# WHAT IS EXPECTED
According to the text on DNA barcode gaps below, what barcode gap does Mollusca have?

The aim of this study was to quantify the extent of the DNA barcode gap for the NIS established in the Mediterranean Sea, as identified by Zenetos and Galanidi in 2020 and, in doing so, to direct the efforts of the scientific community towards specific taxonomic groups. The data show that 33% of NIS do not have any record in public libraries, making it impossible to detect these species through DNA barcoding techniques. Bryozoa and Parasites are the ones with the largest gap relative to the total number of species in each group. However, Mollusca, which covers almost 25% of the total number of NIS, also needs attention having a barcode gap in 50% of the species, followed by Polychaeta with a gap of 41%. On the other hand, Phytobenthos, Ascidians and especially Fish appear to be the groups that could be mostly identified through molecular techniques, having smaller barcode gaps of 18%, 14% and 3%, respectively.

# MATERIAL SHOWN

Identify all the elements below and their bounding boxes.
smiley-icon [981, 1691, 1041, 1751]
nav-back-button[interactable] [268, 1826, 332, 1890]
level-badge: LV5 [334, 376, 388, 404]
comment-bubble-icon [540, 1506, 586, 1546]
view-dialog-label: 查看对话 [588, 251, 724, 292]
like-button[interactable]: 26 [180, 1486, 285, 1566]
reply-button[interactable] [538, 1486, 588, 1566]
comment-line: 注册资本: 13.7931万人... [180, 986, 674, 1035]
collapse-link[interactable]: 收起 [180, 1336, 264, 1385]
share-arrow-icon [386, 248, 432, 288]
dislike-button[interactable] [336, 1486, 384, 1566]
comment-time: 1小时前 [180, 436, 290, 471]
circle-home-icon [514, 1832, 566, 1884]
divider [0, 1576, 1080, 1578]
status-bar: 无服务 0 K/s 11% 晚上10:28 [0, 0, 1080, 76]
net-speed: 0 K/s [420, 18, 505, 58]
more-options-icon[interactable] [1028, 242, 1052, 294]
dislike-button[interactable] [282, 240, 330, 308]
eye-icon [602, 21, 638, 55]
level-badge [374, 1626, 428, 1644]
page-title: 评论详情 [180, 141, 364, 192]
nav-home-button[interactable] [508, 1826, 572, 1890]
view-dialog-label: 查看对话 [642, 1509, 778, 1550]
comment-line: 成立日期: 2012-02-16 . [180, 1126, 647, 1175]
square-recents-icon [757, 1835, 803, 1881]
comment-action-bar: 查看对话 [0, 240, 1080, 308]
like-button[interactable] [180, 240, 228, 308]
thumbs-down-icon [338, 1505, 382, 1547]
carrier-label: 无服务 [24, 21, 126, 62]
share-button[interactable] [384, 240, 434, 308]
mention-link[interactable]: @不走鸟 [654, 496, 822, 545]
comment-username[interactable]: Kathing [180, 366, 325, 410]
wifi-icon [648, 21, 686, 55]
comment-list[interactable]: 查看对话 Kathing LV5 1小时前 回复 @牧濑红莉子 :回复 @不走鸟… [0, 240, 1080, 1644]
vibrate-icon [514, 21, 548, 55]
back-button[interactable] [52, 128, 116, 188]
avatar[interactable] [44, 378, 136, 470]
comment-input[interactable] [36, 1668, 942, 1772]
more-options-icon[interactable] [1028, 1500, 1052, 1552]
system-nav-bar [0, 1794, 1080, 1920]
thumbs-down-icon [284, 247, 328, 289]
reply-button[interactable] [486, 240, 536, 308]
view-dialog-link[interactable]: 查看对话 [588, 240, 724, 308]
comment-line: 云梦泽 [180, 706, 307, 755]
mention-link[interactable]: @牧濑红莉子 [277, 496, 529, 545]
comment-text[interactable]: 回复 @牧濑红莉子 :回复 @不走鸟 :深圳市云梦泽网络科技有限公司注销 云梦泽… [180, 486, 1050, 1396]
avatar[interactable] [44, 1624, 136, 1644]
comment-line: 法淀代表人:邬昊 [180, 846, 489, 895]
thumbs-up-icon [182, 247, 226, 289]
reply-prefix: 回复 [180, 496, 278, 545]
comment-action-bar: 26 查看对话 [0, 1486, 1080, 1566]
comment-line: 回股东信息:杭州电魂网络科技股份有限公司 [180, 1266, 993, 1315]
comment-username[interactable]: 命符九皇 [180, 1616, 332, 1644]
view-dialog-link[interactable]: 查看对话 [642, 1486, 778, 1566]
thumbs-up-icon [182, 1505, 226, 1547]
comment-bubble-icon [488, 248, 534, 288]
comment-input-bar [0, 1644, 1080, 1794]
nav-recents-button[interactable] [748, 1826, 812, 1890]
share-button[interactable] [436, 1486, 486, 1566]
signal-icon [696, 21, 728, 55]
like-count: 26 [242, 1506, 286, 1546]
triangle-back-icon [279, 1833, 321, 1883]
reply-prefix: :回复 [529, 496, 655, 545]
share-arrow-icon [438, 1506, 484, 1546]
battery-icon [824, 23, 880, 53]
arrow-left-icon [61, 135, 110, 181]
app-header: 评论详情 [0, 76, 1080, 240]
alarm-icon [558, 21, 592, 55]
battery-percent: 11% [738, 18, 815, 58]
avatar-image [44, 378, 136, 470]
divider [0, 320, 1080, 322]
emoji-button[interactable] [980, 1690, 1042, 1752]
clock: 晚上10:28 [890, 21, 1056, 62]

# RESULT FOR THIS EXERCISE
50% of the species